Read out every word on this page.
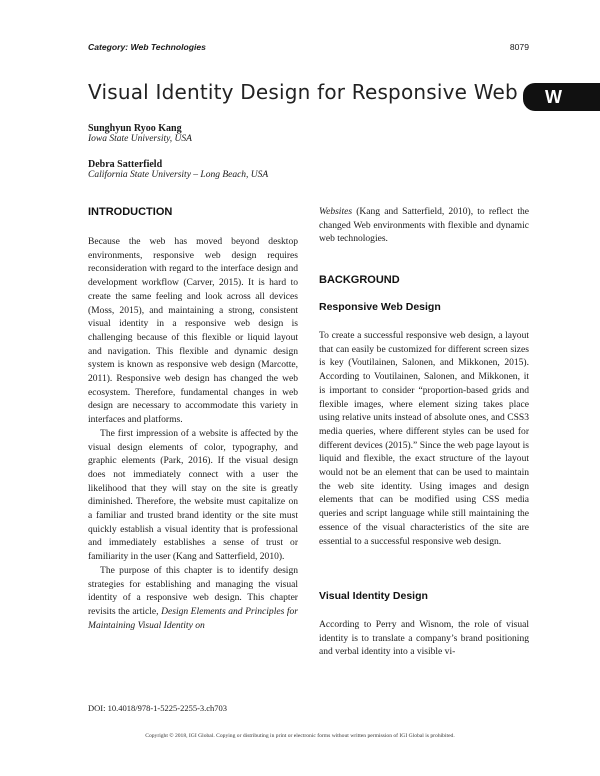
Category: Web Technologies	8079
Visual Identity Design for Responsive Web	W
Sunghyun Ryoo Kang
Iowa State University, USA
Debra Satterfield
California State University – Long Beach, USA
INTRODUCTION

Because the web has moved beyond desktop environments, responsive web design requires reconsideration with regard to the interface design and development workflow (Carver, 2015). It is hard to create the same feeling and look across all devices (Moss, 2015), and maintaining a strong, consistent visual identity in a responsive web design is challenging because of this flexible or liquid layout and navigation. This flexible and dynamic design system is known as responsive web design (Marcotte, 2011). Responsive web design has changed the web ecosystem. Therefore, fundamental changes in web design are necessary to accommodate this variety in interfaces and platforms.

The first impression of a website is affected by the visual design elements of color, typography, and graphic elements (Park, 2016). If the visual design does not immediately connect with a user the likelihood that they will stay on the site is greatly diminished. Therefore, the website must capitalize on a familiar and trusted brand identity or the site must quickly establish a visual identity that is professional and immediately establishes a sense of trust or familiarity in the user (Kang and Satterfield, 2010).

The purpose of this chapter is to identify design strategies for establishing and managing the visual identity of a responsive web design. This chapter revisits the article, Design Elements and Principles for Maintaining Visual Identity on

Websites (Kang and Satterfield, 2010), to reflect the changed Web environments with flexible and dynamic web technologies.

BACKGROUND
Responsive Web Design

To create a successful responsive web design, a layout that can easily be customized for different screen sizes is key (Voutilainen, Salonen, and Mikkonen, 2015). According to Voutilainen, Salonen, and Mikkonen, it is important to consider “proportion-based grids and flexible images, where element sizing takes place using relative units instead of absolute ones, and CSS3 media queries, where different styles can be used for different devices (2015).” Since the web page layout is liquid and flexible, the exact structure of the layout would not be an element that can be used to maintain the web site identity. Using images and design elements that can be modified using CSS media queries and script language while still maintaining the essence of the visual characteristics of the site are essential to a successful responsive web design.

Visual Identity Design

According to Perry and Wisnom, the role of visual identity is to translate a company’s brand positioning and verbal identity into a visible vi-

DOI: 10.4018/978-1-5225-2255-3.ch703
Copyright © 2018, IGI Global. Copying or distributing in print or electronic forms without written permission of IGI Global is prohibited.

——

Look through the entries above and list every line containing "that".

Task response:
The first impression of a website is affected by the visual design elements of color, typography, and graphic elements (Park, 2016). If the visual design does not immediately connect with a user the likelihood that they will stay on the site is greatly diminished. Therefore, the website must capitalize on a familiar and trusted brand identity or the site must quickly establish a visual identity that is professional and immediately establishes a sense of trust or familiarity in the user (Kang and Satterfield, 2010).
To create a successful responsive web design, a layout that can easily be customized for different screen sizes is key (Voutilainen, Salonen, and Mikkonen, 2015). According to Voutilainen, Salonen, and Mikkonen, it is important to consider “proportion-based grids and flexible images, where element sizing takes place using relative units instead of absolute ones, and CSS3 media queries, where different styles can be used for different devices (2015).” Since the web page layout is liquid and flexible, the exact structure of the layout would not be an element that can be used to maintain the web site identity. Using images and design elements that can be modified using CSS media queries and script language while still maintaining the essence of the visual characteristics of the site are essential to a successful responsive web design.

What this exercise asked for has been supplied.